== Source data ==
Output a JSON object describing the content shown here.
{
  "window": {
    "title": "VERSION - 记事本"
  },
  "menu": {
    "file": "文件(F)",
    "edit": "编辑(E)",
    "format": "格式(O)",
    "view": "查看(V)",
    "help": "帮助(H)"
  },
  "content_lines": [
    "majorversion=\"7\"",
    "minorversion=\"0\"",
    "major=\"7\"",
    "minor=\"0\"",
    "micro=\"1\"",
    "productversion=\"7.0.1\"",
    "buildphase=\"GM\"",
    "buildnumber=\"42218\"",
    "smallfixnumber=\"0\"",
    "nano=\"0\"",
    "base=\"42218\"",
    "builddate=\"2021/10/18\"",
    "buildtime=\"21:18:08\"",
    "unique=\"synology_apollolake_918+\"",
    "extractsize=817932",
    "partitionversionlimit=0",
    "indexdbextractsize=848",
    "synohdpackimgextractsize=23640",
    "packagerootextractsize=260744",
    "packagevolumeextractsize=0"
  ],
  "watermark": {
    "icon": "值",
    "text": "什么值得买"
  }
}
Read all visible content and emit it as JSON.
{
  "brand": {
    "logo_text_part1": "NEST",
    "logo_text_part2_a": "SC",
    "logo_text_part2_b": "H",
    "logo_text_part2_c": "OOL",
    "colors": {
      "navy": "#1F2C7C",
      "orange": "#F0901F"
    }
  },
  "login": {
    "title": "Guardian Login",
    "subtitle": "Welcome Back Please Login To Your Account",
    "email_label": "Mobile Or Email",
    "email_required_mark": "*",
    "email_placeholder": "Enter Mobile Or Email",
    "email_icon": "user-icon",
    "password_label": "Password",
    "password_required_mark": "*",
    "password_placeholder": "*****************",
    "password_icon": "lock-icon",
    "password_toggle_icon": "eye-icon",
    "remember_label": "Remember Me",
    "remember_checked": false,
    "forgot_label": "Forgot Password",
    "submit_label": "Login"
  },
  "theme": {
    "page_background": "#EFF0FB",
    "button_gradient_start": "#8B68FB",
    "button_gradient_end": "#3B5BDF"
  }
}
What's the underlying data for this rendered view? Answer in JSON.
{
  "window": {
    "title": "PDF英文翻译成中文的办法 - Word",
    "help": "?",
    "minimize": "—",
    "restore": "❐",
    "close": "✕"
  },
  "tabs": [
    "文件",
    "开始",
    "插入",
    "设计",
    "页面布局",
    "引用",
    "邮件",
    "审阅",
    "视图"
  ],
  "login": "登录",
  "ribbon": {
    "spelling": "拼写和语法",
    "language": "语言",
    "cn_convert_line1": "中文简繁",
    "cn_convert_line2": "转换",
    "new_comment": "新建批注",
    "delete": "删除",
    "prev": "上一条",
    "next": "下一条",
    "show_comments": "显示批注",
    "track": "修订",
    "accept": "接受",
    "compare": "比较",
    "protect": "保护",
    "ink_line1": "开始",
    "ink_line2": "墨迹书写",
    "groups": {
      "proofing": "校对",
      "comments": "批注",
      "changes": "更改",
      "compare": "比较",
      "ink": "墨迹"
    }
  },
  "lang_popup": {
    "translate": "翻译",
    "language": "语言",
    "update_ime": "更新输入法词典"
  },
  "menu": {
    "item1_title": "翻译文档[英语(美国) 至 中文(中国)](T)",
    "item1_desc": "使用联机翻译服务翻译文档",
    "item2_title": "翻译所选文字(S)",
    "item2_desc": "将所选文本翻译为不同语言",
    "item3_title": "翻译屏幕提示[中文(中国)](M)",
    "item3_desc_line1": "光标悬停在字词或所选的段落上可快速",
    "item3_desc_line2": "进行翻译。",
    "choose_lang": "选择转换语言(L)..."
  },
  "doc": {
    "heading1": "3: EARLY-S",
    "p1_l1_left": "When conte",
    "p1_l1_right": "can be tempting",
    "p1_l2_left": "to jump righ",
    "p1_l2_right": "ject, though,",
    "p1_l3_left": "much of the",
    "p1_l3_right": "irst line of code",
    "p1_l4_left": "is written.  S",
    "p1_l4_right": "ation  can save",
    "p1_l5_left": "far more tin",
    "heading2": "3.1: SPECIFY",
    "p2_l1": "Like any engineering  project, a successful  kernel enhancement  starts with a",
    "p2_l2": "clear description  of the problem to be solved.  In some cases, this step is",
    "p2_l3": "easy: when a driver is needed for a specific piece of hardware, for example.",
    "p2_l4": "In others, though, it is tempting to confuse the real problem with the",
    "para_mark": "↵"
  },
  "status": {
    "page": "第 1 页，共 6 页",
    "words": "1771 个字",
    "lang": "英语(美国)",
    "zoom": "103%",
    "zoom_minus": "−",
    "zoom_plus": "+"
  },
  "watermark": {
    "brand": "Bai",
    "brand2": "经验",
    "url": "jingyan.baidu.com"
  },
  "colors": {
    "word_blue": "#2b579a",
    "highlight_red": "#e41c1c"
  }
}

== Problem ==
Exactly as written above, please repeat the entries.

== Task response ==
Output a JSON object describing the content shown here.
{
  "window": {
    "title": "VERSION - 记事本"
  },
  "menu": {
    "file": "文件(F)",
    "edit": "编辑(E)",
    "format": "格式(O)",
    "view": "查看(V)",
    "help": "帮助(H)"
  },
  "content_lines": [
    "majorversion=\"7\"",
    "minorversion=\"0\"",
    "major=\"7\"",
    "minor=\"0\"",
    "micro=\"1\"",
    "productversion=\"7.0.1\"",
    "buildphase=\"GM\"",
    "buildnumber=\"42218\"",
    "smallfixnumber=\"0\"",
    "nano=\"0\"",
    "base=\"42218\"",
    "builddate=\"2021/10/18\"",
    "buildtime=\"21:18:08\"",
    "unique=\"synology_apollolake_918+\"",
    "extractsize=817932",
    "partitionversionlimit=0",
    "indexdbextractsize=848",
    "synohdpackimgextractsize=23640",
    "packagerootextractsize=260744",
    "packagevolumeextractsize=0"
  ],
  "watermark": {
    "icon": "值",
    "text": "什么值得买"
  }
}
Read all visible content and emit it as JSON.
{
  "brand": {
    "logo_text_part1": "NEST",
    "logo_text_part2_a": "SC",
    "logo_text_part2_b": "H",
    "logo_text_part2_c": "OOL",
    "colors": {
      "navy": "#1F2C7C",
      "orange": "#F0901F"
    }
  },
  "login": {
    "title": "Guardian Login",
    "subtitle": "Welcome Back Please Login To Your Account",
    "email_label": "Mobile Or Email",
    "email_required_mark": "*",
    "email_placeholder": "Enter Mobile Or Email",
    "email_icon": "user-icon",
    "password_label": "Password",
    "password_required_mark": "*",
    "password_placeholder": "*****************",
    "password_icon": "lock-icon",
    "password_toggle_icon": "eye-icon",
    "remember_label": "Remember Me",
    "remember_checked": false,
    "forgot_label": "Forgot Password",
    "submit_label": "Login"
  },
  "theme": {
    "page_background": "#EFF0FB",
    "button_gradient_start": "#8B68FB",
    "button_gradient_end": "#3B5BDF"
  }
}
What's the underlying data for this rendered view? Answer in JSON.
{
  "window": {
    "title": "PDF英文翻译成中文的办法 - Word",
    "help": "?",
    "minimize": "—",
    "restore": "❐",
    "close": "✕"
  },
  "tabs": [
    "文件",
    "开始",
    "插入",
    "设计",
    "页面布局",
    "引用",
    "邮件",
    "审阅",
    "视图"
  ],
  "login": "登录",
  "ribbon": {
    "spelling": "拼写和语法",
    "language": "语言",
    "cn_convert_line1": "中文简繁",
    "cn_convert_line2": "转换",
    "new_comment": "新建批注",
    "delete": "删除",
    "prev": "上一条",
    "next": "下一条",
    "show_comments": "显示批注",
    "track": "修订",
    "accept": "接受",
    "compare": "比较",
    "protect": "保护",
    "ink_line1": "开始",
    "ink_line2": "墨迹书写",
    "groups": {
      "proofing": "校对",
      "comments": "批注",
      "changes": "更改",
      "compare": "比较",
      "ink": "墨迹"
    }
  },
  "lang_popup": {
    "translate": "翻译",
    "language": "语言",
    "update_ime": "更新输入法词典"
  },
  "menu": {
    "item1_title": "翻译文档[英语(美国) 至 中文(中国)](T)",
    "item1_desc": "使用联机翻译服务翻译文档",
    "item2_title": "翻译所选文字(S)",
    "item2_desc": "将所选文本翻译为不同语言",
    "item3_title": "翻译屏幕提示[中文(中国)](M)",
    "item3_desc_line1": "光标悬停在字词或所选的段落上可快速",
    "item3_desc_line2": "进行翻译。",
    "choose_lang": "选择转换语言(L)..."
  },
  "doc": {
    "heading1": "3: EARLY-S",
    "p1_l1_left": "When conte",
    "p1_l1_right": "can be tempting",
    "p1_l2_left": "to jump righ",
    "p1_l2_right": "ject, though,",
    "p1_l3_left": "much of the",
    "p1_l3_right": "irst line of code",
    "p1_l4_left": "is written.  S",
    "p1_l4_right": "ation  can save",
    "p1_l5_left": "far more tin",
    "heading2": "3.1: SPECIFY",
    "p2_l1": "Like any engineering  project, a successful  kernel enhancement  starts with a",
    "p2_l2": "clear description  of the problem to be solved.  In some cases, this step is",
    "p2_l3": "easy: when a driver is needed for a specific piece of hardware, for example.",
    "p2_l4": "In others, though, it is tempting to confuse the real problem with the",
    "para_mark": "↵"
  },
  "status": {
    "page": "第 1 页，共 6 页",
    "words": "1771 个字",
    "lang": "英语(美国)",
    "zoom": "103%",
    "zoom_minus": "−",
    "zoom_plus": "+"
  },
  "watermark": {
    "brand": "Bai",
    "brand2": "经验",
    "url": "jingyan.baidu.com"
  },
  "colors": {
    "word_blue": "#2b579a",
    "highlight_red": "#e41c1c"
  }
}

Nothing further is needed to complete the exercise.